Quote the records that follow in full and exactly; leave out the pictures.

• **GIVEN ENTRIES**
((

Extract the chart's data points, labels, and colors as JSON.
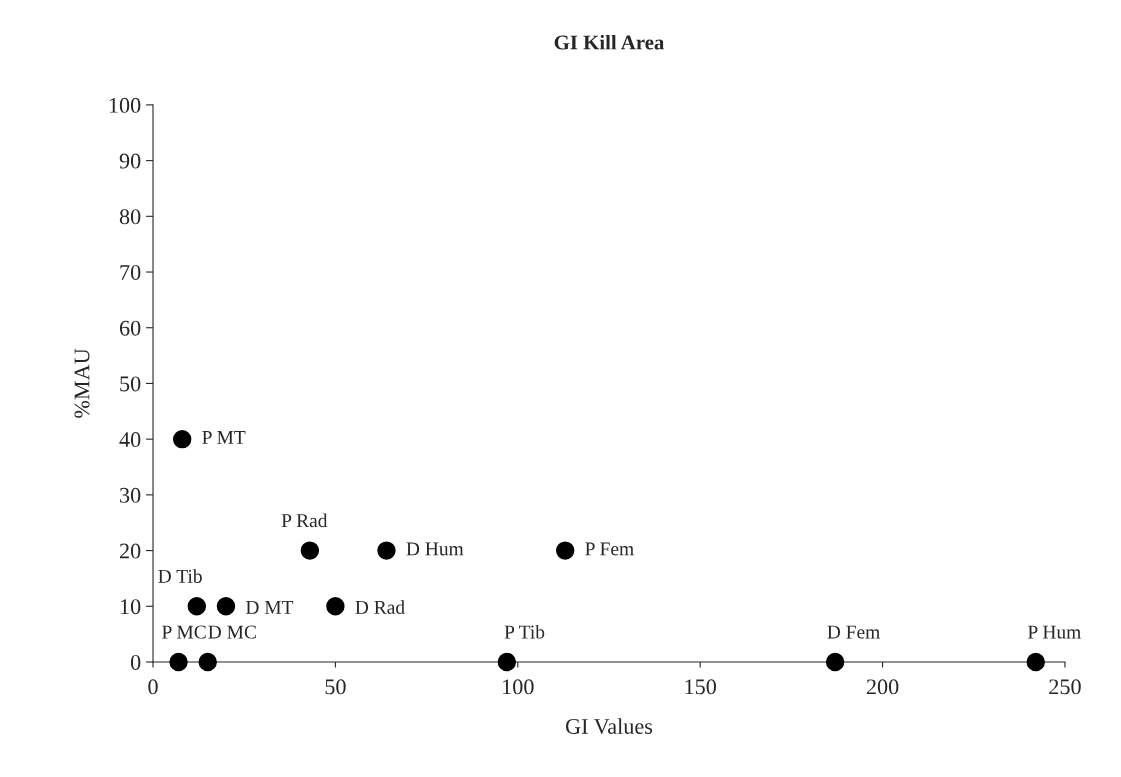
{
  "chart_data": {
    "type": "scatter",
    "title": "GI Kill Area",
    "xlabel": "GI Values",
    "ylabel": "%MAU",
    "x": [
      8,
      12,
      20,
      43,
      50,
      64,
      113,
      7,
      15,
      97,
      187,
      242
    ],
    "values": [
      40,
      10,
      10,
      20,
      10,
      20,
      20,
      0,
      0,
      0,
      0,
      0
    ],
    "color": "#000000",
    "marker": "circle",
    "grid": false,
    "legend": false,
    "xlim": [
      0,
      250
    ],
    "xticks": [
      0,
      50,
      100,
      150,
      200,
      250
    ],
    "ylim": [
      0,
      100
    ],
    "yticks": [
      0,
      10,
      20,
      30,
      40,
      50,
      60,
      70,
      80,
      90,
      100
    ],
    "annotations": [
      {
        "text": "P MT",
        "x": 8,
        "y": 40
      },
      {
        "text": "D Tib",
        "x": 12,
        "y": 10
      },
      {
        "text": "D MT",
        "x": 20,
        "y": 10
      },
      {
        "text": "P Rad",
        "x": 43,
        "y": 20
      },
      {
        "text": "D Rad",
        "x": 50,
        "y": 10
      },
      {
        "text": "D Hum",
        "x": 64,
        "y": 20
      },
      {
        "text": "P Fem",
        "x": 113,
        "y": 20
      },
      {
        "text": "P MC",
        "x": 7,
        "y": 0
      },
      {
        "text": "D MC",
        "x": 15,
        "y": 0
      },
      {
        "text": "P Tib",
        "x": 97,
        "y": 0
      },
      {
        "text": "D Fem",
        "x": 187,
        "y": 0
      },
      {
        "text": "P Hum",
        "x": 242,
        "y": 0
      }
    ]
  }
}
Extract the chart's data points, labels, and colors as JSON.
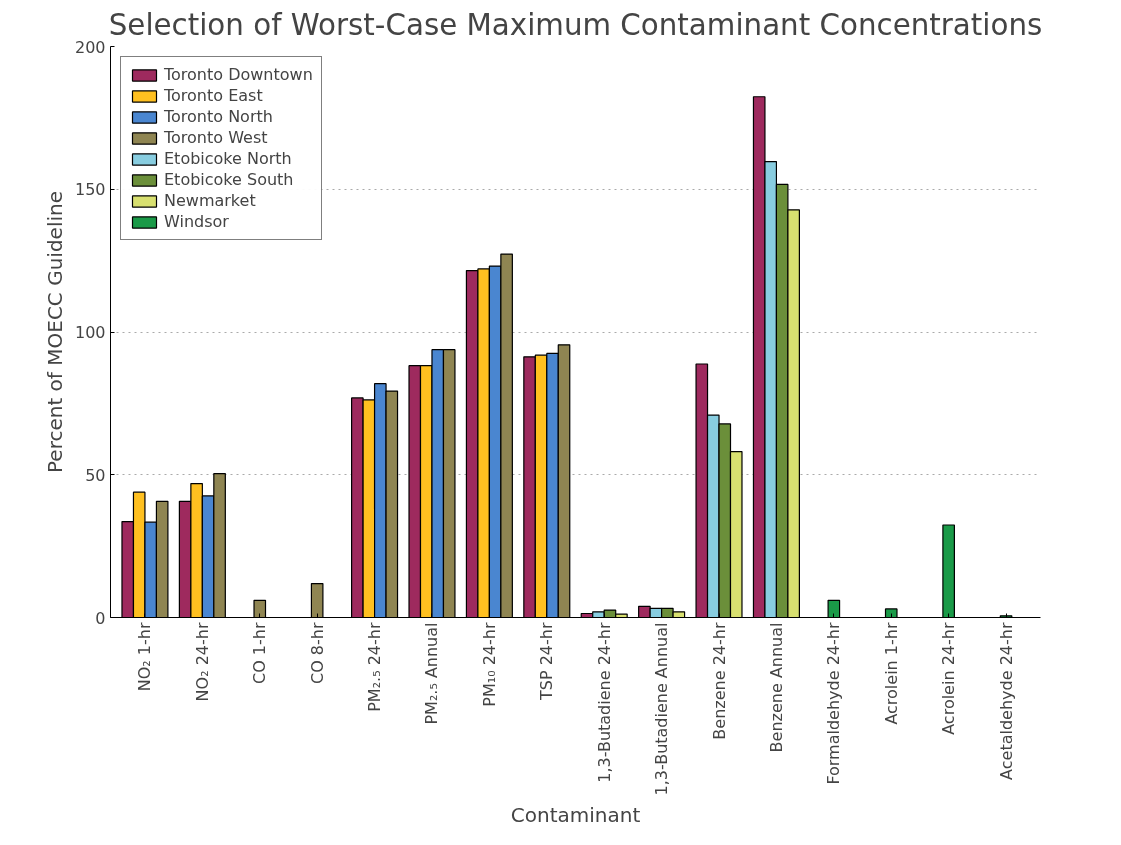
{
  "chart_data": {
    "type": "bar",
    "title": "Selection of Worst-Case Maximum Contaminant Concentrations",
    "xlabel": "Contaminant",
    "ylabel": "Percent of MOECC Guideline",
    "categories": [
      "NO₂ 1-hr",
      "NO₂ 24-hr",
      "CO 1-hr",
      "CO 8-hr",
      "PM₂.₅ 24-hr",
      "PM₂.₅ Annual",
      "PM₁₀ 24-hr",
      "TSP 24-hr",
      "1,3-Butadiene 24-hr",
      "1,3-Butadiene Annual",
      "Benzene 24-hr",
      "Benzene Annual",
      "Formaldehyde 24-hr",
      "Acrolein 1-hr",
      "Acrolein 24-hr",
      "Acetaldehyde 24-hr"
    ],
    "series": [
      {
        "name": "Toronto Downtown",
        "color": "#9e2a5e",
        "values": [
          33.6,
          40.7,
          null,
          null,
          76.9,
          88.2,
          121.5,
          91.3,
          1.4,
          3.9,
          88.8,
          182.4,
          null,
          null,
          null,
          null
        ]
      },
      {
        "name": "Toronto East",
        "color": "#ffc020",
        "values": [
          43.9,
          46.9,
          null,
          null,
          76.2,
          88.2,
          122.1,
          91.9,
          null,
          null,
          null,
          null,
          null,
          null,
          null,
          null
        ]
      },
      {
        "name": "Toronto North",
        "color": "#4a86d0",
        "values": [
          33.4,
          42.6,
          null,
          null,
          81.9,
          93.8,
          123.1,
          92.5,
          null,
          null,
          null,
          null,
          null,
          null,
          null,
          null
        ]
      },
      {
        "name": "Toronto West",
        "color": "#8f8552",
        "values": [
          40.7,
          50.4,
          6.0,
          11.9,
          79.3,
          93.8,
          127.3,
          95.5,
          null,
          null,
          null,
          null,
          null,
          null,
          null,
          null
        ]
      },
      {
        "name": "Etobicoke North",
        "color": "#88cde0",
        "values": [
          null,
          null,
          null,
          null,
          null,
          null,
          null,
          null,
          2.0,
          3.2,
          70.9,
          159.7,
          null,
          null,
          null,
          null
        ]
      },
      {
        "name": "Etobicoke South",
        "color": "#6b8f3a",
        "values": [
          null,
          null,
          null,
          null,
          null,
          null,
          null,
          null,
          2.6,
          3.2,
          67.8,
          151.7,
          null,
          null,
          null,
          null
        ]
      },
      {
        "name": "Newmarket",
        "color": "#d8e070",
        "values": [
          null,
          null,
          null,
          null,
          null,
          null,
          null,
          null,
          1.2,
          2.0,
          58.1,
          142.8,
          null,
          null,
          null,
          null
        ]
      },
      {
        "name": "Windsor",
        "color": "#1a9a48",
        "values": [
          null,
          null,
          null,
          null,
          null,
          null,
          null,
          null,
          null,
          null,
          null,
          null,
          6.0,
          3.0,
          32.4,
          0.6
        ]
      }
    ],
    "ylim": [
      0,
      200
    ],
    "yticks": [
      0,
      50,
      100,
      150,
      200
    ],
    "grid": "y",
    "legend": "top left"
  }
}
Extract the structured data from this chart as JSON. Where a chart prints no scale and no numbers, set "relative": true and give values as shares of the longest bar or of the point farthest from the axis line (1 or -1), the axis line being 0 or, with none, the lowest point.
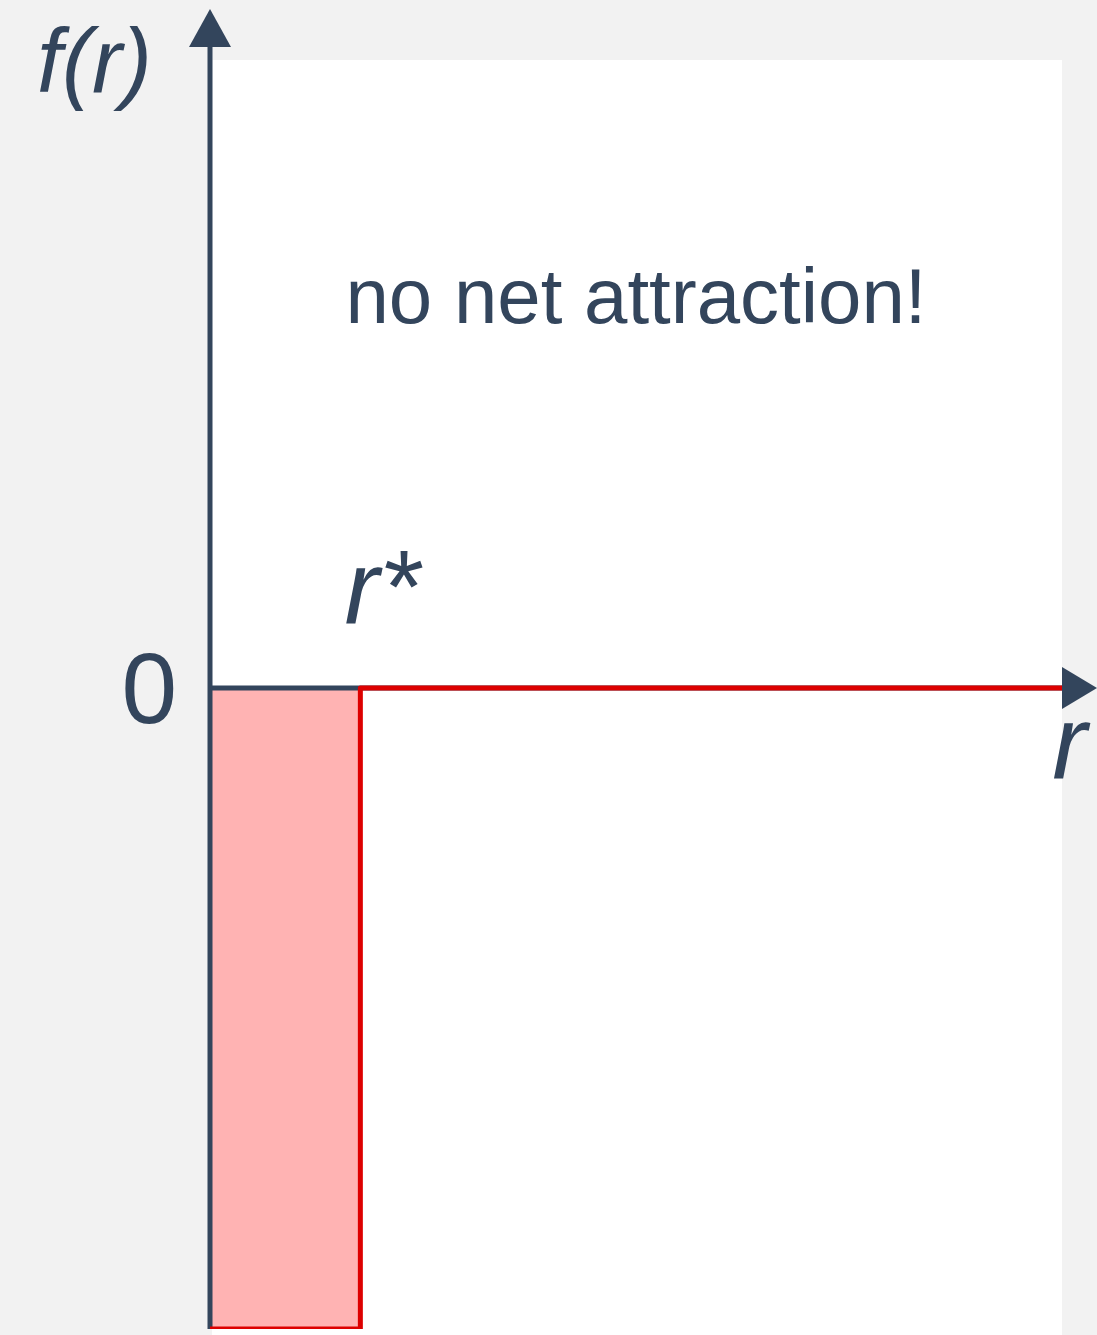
{
  "chart_data": {
    "type": "step",
    "xlabel": "r",
    "relative": true,
    "categories": [
      null,
      null,
      null,
      null,
      null,
      null,
      null,
      null,
      null,
      null,
      null,
      null,
      null,
      null,
      null,
      null,
      null,
      null
    ],
    "annotations": [
      "f(r)",
      "no net attraction!",
      "r*",
      "0"
    ],
    "series": [
      {
        "type": "area",
        "color": "#ffb3b3",
        "values": [
          -1,
          -1,
          -1,
          -1,
          null,
          null,
          null,
          null,
          null,
          null,
          null,
          null,
          null,
          null,
          null,
          null,
          null,
          null
        ]
      },
      {
        "type": "step",
        "color": "#dd0000",
        "values": [
          -1,
          -1,
          -1,
          0,
          0,
          0,
          0,
          0,
          0,
          0,
          0,
          0,
          0,
          0,
          0,
          0,
          0,
          0
        ]
      }
    ]
  }
}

))

• **ANSWER TO THE PROBLEM**
Extract the chart's data points, labels, and colors as JSON.
{
  "chart_data": {
    "type": "scatter",
    "title": "GI Kill Area",
    "xlabel": "GI Values",
    "ylabel": "%MAU",
    "x": [
      8,
      12,
      20,
      43,
      50,
      64,
      113,
      7,
      15,
      97,
      187,
      242
    ],
    "values": [
      40,
      10,
      10,
      20,
      10,
      20,
      20,
      0,
      0,
      0,
      0,
      0
    ],
    "color": "#000000",
    "marker": "circle",
    "grid": false,
    "legend": false,
    "xlim": [
      0,
      250
    ],
    "xticks": [
      0,
      50,
      100,
      150,
      200,
      250
    ],
    "ylim": [
      0,
      100
    ],
    "yticks": [
      0,
      10,
      20,
      30,
      40,
      50,
      60,
      70,
      80,
      90,
      100
    ],
    "annotations": [
      {
        "text": "P MT",
        "x": 8,
        "y": 40
      },
      {
        "text": "D Tib",
        "x": 12,
        "y": 10
      },
      {
        "text": "D MT",
        "x": 20,
        "y": 10
      },
      {
        "text": "P Rad",
        "x": 43,
        "y": 20
      },
      {
        "text": "D Rad",
        "x": 50,
        "y": 10
      },
      {
        "text": "D Hum",
        "x": 64,
        "y": 20
      },
      {
        "text": "P Fem",
        "x": 113,
        "y": 20
      },
      {
        "text": "P MC",
        "x": 7,
        "y": 0
      },
      {
        "text": "D MC",
        "x": 15,
        "y": 0
      },
      {
        "text": "P Tib",
        "x": 97,
        "y": 0
      },
      {
        "text": "D Fem",
        "x": 187,
        "y": 0
      },
      {
        "text": "P Hum",
        "x": 242,
        "y": 0
      }
    ]
  }
}
Extract the chart's data points, labels, and colors as JSON.
{
  "chart_data": {
    "type": "bar",
    "title": "Selection of Worst-Case Maximum Contaminant Concentrations",
    "xlabel": "Contaminant",
    "ylabel": "Percent of MOECC Guideline",
    "categories": [
      "NO₂ 1-hr",
      "NO₂ 24-hr",
      "CO 1-hr",
      "CO 8-hr",
      "PM₂.₅ 24-hr",
      "PM₂.₅ Annual",
      "PM₁₀ 24-hr",
      "TSP 24-hr",
      "1,3-Butadiene 24-hr",
      "1,3-Butadiene Annual",
      "Benzene 24-hr",
      "Benzene Annual",
      "Formaldehyde 24-hr",
      "Acrolein 1-hr",
      "Acrolein 24-hr",
      "Acetaldehyde 24-hr"
    ],
    "series": [
      {
        "name": "Toronto Downtown",
        "color": "#9e2a5e",
        "values": [
          33.6,
          40.7,
          null,
          null,
          76.9,
          88.2,
          121.5,
          91.3,
          1.4,
          3.9,
          88.8,
          182.4,
          null,
          null,
          null,
          null
        ]
      },
      {
        "name": "Toronto East",
        "color": "#ffc020",
        "values": [
          43.9,
          46.9,
          null,
          null,
          76.2,
          88.2,
          122.1,
          91.9,
          null,
          null,
          null,
          null,
          null,
          null,
          null,
          null
        ]
      },
      {
        "name": "Toronto North",
        "color": "#4a86d0",
        "values": [
          33.4,
          42.6,
          null,
          null,
          81.9,
          93.8,
          123.1,
          92.5,
          null,
          null,
          null,
          null,
          null,
          null,
          null,
          null
        ]
      },
      {
        "name": "Toronto West",
        "color": "#8f8552",
        "values": [
          40.7,
          50.4,
          6.0,
          11.9,
          79.3,
          93.8,
          127.3,
          95.5,
          null,
          null,
          null,
          null,
          null,
          null,
          null,
          null
        ]
      },
      {
        "name": "Etobicoke North",
        "color": "#88cde0",
        "values": [
          null,
          null,
          null,
          null,
          null,
          null,
          null,
          null,
          2.0,
          3.2,
          70.9,
          159.7,
          null,
          null,
          null,
          null
        ]
      },
      {
        "name": "Etobicoke South",
        "color": "#6b8f3a",
        "values": [
          null,
          null,
          null,
          null,
          null,
          null,
          null,
          null,
          2.6,
          3.2,
          67.8,
          151.7,
          null,
          null,
          null,
          null
        ]
      },
      {
        "name": "Newmarket",
        "color": "#d8e070",
        "values": [
          null,
          null,
          null,
          null,
          null,
          null,
          null,
          null,
          1.2,
          2.0,
          58.1,
          142.8,
          null,
          null,
          null,
          null
        ]
      },
      {
        "name": "Windsor",
        "color": "#1a9a48",
        "values": [
          null,
          null,
          null,
          null,
          null,
          null,
          null,
          null,
          null,
          null,
          null,
          null,
          6.0,
          3.0,
          32.4,
          0.6
        ]
      }
    ],
    "ylim": [
      0,
      200
    ],
    "yticks": [
      0,
      50,
      100,
      150,
      200
    ],
    "grid": "y",
    "legend": "top left"
  }
}
Extract the structured data from this chart as JSON. Where a chart prints no scale and no numbers, set "relative": true and give values as shares of the longest bar or of the point farthest from the axis line (1 or -1), the axis line being 0 or, with none, the lowest point.
{
  "chart_data": {
    "type": "step",
    "xlabel": "r",
    "relative": true,
    "categories": [
      null,
      null,
      null,
      null,
      null,
      null,
      null,
      null,
      null,
      null,
      null,
      null,
      null,
      null,
      null,
      null,
      null,
      null
    ],
    "annotations": [
      "f(r)",
      "no net attraction!",
      "r*",
      "0"
    ],
    "series": [
      {
        "type": "area",
        "color": "#ffb3b3",
        "values": [
          -1,
          -1,
          -1,
          -1,
          null,
          null,
          null,
          null,
          null,
          null,
          null,
          null,
          null,
          null,
          null,
          null,
          null,
          null
        ]
      },
      {
        "type": "step",
        "color": "#dd0000",
        "values": [
          -1,
          -1,
          -1,
          0,
          0,
          0,
          0,
          0,
          0,
          0,
          0,
          0,
          0,
          0,
          0,
          0,
          0,
          0
        ]
      }
    ]
  }
}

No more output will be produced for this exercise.